* **CONJUNTO DE TAREAS**
• a. Transcribe sin cambios el fragmento del texto sobre la adopción de embriones que comienza en "Vientre de alquiler, donación" y termina en "en tratamientos previos.".
• b. Según el texto sobre la adopción de embriones, ¿a partir de qué embriones permite esta técnica que una mujer se quede embarazada?
━━━ TEXTO DEL EJERCICIO
Adopción de embriones

Adopción de embriones

Vientre de alquiler, donación de óvulos, inseminación artificacial, fecundación in vitro…Las técnicas de reproducción asistida están avanzando tanto en los últimos años, que ya quedan pocos casos de mujeres o parejas que no puedan tener hijos gracias a ellas. Una de las que últimamente se está hablando mucho es la adopción de embriones.

Para entender el concepto, podemos empezar comparando con la adopción de un hijo, es decir, un proceso por el que se acoge a un niño que ha sido cedido por sus padres biológicos. Pues bien la adopción de embriones permite que una mujer se quede embarazada a partir de embriones que no han sido utilizados en tratamientos previos.

¿De dónde proceden los embriones que se adoptan?
━━━━━━
━━━ DATOS DEL EJERCICIO
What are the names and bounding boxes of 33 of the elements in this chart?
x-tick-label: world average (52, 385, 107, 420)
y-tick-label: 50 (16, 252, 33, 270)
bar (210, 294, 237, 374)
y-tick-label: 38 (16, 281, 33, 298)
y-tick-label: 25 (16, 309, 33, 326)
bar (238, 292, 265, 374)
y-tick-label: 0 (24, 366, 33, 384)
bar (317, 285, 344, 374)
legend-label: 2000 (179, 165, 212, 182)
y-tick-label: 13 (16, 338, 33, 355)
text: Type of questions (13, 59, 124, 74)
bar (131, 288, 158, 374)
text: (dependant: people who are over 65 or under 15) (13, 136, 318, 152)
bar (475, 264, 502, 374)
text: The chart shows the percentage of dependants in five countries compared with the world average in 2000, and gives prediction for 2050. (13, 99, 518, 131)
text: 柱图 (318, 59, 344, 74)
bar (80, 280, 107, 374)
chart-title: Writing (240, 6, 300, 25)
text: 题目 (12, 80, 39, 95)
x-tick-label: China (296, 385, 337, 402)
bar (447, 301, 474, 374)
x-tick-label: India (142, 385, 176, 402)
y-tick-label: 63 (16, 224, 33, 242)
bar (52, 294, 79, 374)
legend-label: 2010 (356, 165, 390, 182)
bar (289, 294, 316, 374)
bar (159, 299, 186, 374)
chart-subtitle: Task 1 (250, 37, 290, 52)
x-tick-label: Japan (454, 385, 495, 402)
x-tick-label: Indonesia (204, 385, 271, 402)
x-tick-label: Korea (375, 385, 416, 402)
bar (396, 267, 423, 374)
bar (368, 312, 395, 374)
━━━━━━
* **RESPUESTAS POR NÚMERO**
• a.
Vientre de alquiler, donación de óvulos, inseminación artificacial, fecundación in vitro…Las técnicas de reproducción asistida están avanzando tanto en los últimos años, que ya quedan pocos casos de mujeres o parejas que no puedan tener hijos gracias a ellas. Una de las que últimamente se está hablando mucho es la adopción de embriones.

Para entender el concepto, podemos empezar comparando con la adopción de un hijo, es decir, un proceso por el que se acoge a un niño que ha sido cedido por sus padres biológicos. Pues bien la adopción de embriones permite que una mujer se quede embarazada a partir de embriones que no han sido utilizados en tratamientos previos.

• b. A partir de embriones que no han sido utilizados en tratamientos previos.